(Brief)
Among the lines listed below, count those that include the string "Multivdu", and state only the count.

(Given information)
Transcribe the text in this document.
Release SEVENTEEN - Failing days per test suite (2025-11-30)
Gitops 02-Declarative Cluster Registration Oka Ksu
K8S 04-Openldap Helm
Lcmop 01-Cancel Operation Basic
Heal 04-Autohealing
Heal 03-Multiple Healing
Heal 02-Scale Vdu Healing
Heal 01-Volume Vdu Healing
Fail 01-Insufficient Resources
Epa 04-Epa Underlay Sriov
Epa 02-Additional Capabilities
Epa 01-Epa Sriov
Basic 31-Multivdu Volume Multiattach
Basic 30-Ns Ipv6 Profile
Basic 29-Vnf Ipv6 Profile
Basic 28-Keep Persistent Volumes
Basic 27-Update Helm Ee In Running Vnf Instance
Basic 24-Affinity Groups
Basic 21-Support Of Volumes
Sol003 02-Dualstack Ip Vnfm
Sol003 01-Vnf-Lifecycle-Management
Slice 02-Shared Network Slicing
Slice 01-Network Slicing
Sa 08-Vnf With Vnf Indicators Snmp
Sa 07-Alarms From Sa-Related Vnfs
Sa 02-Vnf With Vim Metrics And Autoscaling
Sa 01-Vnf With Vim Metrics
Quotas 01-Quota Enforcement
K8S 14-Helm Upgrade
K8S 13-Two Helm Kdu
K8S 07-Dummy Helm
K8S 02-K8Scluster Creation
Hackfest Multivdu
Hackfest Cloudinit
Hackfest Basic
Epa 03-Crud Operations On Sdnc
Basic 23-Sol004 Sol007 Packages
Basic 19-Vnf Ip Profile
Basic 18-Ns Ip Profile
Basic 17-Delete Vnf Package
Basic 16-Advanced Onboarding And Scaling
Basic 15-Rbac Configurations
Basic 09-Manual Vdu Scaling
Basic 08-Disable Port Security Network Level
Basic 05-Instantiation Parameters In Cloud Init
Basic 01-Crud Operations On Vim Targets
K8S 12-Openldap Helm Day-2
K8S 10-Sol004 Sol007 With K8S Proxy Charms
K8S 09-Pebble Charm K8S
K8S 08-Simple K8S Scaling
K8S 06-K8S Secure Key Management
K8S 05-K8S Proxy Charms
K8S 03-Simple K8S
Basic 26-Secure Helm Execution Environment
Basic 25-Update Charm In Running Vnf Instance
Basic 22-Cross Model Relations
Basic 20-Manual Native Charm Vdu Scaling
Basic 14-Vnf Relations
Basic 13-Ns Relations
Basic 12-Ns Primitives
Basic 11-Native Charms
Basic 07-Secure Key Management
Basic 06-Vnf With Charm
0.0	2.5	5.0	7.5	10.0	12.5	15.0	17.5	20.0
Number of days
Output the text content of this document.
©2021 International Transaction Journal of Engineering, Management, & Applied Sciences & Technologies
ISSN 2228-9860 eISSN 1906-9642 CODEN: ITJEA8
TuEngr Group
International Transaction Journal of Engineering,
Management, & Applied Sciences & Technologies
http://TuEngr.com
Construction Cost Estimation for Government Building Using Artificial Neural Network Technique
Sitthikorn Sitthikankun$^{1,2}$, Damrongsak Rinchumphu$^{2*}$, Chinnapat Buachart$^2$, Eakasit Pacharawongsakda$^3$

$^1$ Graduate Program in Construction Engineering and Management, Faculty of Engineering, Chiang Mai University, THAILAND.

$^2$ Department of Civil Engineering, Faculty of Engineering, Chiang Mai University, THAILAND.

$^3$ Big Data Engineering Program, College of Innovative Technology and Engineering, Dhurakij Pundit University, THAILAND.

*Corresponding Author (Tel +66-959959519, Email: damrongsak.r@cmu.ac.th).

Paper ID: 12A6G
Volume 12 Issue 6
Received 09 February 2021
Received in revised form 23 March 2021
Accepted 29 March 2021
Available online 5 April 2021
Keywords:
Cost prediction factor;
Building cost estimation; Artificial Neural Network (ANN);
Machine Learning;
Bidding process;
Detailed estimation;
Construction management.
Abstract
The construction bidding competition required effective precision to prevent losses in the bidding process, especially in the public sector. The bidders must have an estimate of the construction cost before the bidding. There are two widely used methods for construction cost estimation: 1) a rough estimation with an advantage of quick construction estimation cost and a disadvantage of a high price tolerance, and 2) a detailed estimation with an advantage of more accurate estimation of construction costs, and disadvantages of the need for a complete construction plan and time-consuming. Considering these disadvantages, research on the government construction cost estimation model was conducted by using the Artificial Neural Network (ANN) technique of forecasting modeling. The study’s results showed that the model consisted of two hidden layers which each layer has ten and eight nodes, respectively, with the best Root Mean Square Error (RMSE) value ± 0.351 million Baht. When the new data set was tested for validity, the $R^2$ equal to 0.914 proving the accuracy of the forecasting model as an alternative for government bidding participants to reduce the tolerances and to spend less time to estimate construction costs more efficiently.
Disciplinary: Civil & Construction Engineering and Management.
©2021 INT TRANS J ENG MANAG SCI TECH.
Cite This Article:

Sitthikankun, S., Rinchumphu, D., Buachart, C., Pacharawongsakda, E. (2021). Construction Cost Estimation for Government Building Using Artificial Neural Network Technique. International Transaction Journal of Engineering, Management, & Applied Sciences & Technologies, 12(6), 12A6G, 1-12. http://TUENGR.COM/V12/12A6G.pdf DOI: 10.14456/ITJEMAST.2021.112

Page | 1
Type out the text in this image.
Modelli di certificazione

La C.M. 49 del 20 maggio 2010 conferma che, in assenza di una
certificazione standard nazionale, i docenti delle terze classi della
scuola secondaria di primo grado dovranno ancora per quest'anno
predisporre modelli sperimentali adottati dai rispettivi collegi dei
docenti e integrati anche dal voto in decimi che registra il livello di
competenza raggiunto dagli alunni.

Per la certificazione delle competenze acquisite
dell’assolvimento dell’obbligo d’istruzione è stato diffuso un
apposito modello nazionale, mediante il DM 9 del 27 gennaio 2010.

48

(Complete answer)
2